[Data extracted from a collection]
- - - - -
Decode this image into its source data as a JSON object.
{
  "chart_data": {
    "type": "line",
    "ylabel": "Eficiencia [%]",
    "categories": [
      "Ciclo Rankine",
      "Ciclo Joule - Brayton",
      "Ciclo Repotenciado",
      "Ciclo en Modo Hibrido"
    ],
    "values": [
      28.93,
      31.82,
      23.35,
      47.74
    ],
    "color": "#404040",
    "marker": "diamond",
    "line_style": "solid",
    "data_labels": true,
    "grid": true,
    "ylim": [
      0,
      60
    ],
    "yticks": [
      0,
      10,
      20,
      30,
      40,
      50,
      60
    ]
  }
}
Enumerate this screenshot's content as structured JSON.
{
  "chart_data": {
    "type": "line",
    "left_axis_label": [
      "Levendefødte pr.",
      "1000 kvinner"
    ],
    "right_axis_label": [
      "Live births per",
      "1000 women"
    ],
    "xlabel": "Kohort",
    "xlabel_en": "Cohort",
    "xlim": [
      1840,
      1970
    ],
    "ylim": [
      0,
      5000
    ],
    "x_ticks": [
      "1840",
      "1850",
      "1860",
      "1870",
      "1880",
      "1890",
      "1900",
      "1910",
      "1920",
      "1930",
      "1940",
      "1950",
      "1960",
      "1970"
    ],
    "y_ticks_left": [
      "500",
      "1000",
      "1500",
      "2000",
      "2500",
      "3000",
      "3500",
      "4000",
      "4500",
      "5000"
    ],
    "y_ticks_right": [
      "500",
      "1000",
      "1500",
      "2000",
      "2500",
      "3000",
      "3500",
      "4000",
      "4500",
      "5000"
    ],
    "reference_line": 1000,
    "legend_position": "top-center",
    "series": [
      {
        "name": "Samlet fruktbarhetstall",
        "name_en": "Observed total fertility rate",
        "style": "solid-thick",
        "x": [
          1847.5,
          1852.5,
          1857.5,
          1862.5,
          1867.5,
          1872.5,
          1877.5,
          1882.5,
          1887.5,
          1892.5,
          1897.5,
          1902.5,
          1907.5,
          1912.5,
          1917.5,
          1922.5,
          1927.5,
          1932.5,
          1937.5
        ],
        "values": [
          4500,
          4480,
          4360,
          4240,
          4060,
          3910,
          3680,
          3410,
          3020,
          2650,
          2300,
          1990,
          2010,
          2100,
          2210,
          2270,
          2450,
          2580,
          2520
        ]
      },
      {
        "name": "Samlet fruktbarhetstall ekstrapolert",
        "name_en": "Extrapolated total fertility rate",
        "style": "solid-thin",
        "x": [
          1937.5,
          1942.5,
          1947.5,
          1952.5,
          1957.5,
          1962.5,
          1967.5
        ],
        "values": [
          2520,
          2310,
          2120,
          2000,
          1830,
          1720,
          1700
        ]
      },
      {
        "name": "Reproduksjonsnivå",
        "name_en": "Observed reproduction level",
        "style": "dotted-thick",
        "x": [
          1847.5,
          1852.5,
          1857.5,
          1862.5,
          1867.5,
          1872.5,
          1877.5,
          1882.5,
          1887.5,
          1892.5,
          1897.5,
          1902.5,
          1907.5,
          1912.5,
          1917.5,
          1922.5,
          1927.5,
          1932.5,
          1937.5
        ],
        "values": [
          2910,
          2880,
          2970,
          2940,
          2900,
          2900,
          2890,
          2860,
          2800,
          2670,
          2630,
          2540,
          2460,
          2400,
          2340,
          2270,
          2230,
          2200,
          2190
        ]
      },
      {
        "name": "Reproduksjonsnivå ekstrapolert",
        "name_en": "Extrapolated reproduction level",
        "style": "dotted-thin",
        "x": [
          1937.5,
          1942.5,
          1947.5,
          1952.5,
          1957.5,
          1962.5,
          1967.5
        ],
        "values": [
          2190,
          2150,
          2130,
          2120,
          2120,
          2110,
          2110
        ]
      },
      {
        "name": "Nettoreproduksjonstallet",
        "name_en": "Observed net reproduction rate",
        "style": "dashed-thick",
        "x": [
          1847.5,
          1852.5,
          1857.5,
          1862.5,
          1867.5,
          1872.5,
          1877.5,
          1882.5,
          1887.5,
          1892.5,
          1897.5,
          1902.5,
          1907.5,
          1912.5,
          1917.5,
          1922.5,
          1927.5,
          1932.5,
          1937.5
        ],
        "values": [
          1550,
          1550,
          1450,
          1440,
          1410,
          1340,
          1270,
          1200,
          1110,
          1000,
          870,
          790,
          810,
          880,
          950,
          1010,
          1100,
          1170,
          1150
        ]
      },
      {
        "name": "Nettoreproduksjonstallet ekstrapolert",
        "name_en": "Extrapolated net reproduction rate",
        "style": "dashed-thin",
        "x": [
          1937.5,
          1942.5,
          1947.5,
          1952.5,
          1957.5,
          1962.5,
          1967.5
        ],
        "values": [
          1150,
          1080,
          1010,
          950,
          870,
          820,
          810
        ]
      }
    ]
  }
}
- - - - -
TASK REQUIREMENTS.
Write out all records exactly, keeping every detail.

WRITTEN SOLUTION.
Decode this image into its source data as a JSON object.
{
  "chart_data": {
    "type": "line",
    "ylabel": "Eficiencia [%]",
    "categories": [
      "Ciclo Rankine",
      "Ciclo Joule - Brayton",
      "Ciclo Repotenciado",
      "Ciclo en Modo Hibrido"
    ],
    "values": [
      28.93,
      31.82,
      23.35,
      47.74
    ],
    "color": "#404040",
    "marker": "diamond",
    "line_style": "solid",
    "data_labels": true,
    "grid": true,
    "ylim": [
      0,
      60
    ],
    "yticks": [
      0,
      10,
      20,
      30,
      40,
      50,
      60
    ]
  }
}
Enumerate this screenshot's content as structured JSON.
{
  "chart_data": {
    "type": "line",
    "left_axis_label": [
      "Levendefødte pr.",
      "1000 kvinner"
    ],
    "right_axis_label": [
      "Live births per",
      "1000 women"
    ],
    "xlabel": "Kohort",
    "xlabel_en": "Cohort",
    "xlim": [
      1840,
      1970
    ],
    "ylim": [
      0,
      5000
    ],
    "x_ticks": [
      "1840",
      "1850",
      "1860",
      "1870",
      "1880",
      "1890",
      "1900",
      "1910",
      "1920",
      "1930",
      "1940",
      "1950",
      "1960",
      "1970"
    ],
    "y_ticks_left": [
      "500",
      "1000",
      "1500",
      "2000",
      "2500",
      "3000",
      "3500",
      "4000",
      "4500",
      "5000"
    ],
    "y_ticks_right": [
      "500",
      "1000",
      "1500",
      "2000",
      "2500",
      "3000",
      "3500",
      "4000",
      "4500",
      "5000"
    ],
    "reference_line": 1000,
    "legend_position": "top-center",
    "series": [
      {
        "name": "Samlet fruktbarhetstall",
        "name_en": "Observed total fertility rate",
        "style": "solid-thick",
        "x": [
          1847.5,
          1852.5,
          1857.5,
          1862.5,
          1867.5,
          1872.5,
          1877.5,
          1882.5,
          1887.5,
          1892.5,
          1897.5,
          1902.5,
          1907.5,
          1912.5,
          1917.5,
          1922.5,
          1927.5,
          1932.5,
          1937.5
        ],
        "values": [
          4500,
          4480,
          4360,
          4240,
          4060,
          3910,
          3680,
          3410,
          3020,
          2650,
          2300,
          1990,
          2010,
          2100,
          2210,
          2270,
          2450,
          2580,
          2520
        ]
      },
      {
        "name": "Samlet fruktbarhetstall ekstrapolert",
        "name_en": "Extrapolated total fertility rate",
        "style": "solid-thin",
        "x": [
          1937.5,
          1942.5,
          1947.5,
          1952.5,
          1957.5,
          1962.5,
          1967.5
        ],
        "values": [
          2520,
          2310,
          2120,
          2000,
          1830,
          1720,
          1700
        ]
      },
      {
        "name": "Reproduksjonsnivå",
        "name_en": "Observed reproduction level",
        "style": "dotted-thick",
        "x": [
          1847.5,
          1852.5,
          1857.5,
          1862.5,
          1867.5,
          1872.5,
          1877.5,
          1882.5,
          1887.5,
          1892.5,
          1897.5,
          1902.5,
          1907.5,
          1912.5,
          1917.5,
          1922.5,
          1927.5,
          1932.5,
          1937.5
        ],
        "values": [
          2910,
          2880,
          2970,
          2940,
          2900,
          2900,
          2890,
          2860,
          2800,
          2670,
          2630,
          2540,
          2460,
          2400,
          2340,
          2270,
          2230,
          2200,
          2190
        ]
      },
      {
        "name": "Reproduksjonsnivå ekstrapolert",
        "name_en": "Extrapolated reproduction level",
        "style": "dotted-thin",
        "x": [
          1937.5,
          1942.5,
          1947.5,
          1952.5,
          1957.5,
          1962.5,
          1967.5
        ],
        "values": [
          2190,
          2150,
          2130,
          2120,
          2120,
          2110,
          2110
        ]
      },
      {
        "name": "Nettoreproduksjonstallet",
        "name_en": "Observed net reproduction rate",
        "style": "dashed-thick",
        "x": [
          1847.5,
          1852.5,
          1857.5,
          1862.5,
          1867.5,
          1872.5,
          1877.5,
          1882.5,
          1887.5,
          1892.5,
          1897.5,
          1902.5,
          1907.5,
          1912.5,
          1917.5,
          1922.5,
          1927.5,
          1932.5,
          1937.5
        ],
        "values": [
          1550,
          1550,
          1450,
          1440,
          1410,
          1340,
          1270,
          1200,
          1110,
          1000,
          870,
          790,
          810,
          880,
          950,
          1010,
          1100,
          1170,
          1150
        ]
      },
      {
        "name": "Nettoreproduksjonstallet ekstrapolert",
        "name_en": "Extrapolated net reproduction rate",
        "style": "dashed-thin",
        "x": [
          1937.5,
          1942.5,
          1947.5,
          1952.5,
          1957.5,
          1962.5,
          1967.5
        ],
        "values": [
          1150,
          1080,
          1010,
          950,
          870,
          820,
          810
        ]
      }
    ]
  }
}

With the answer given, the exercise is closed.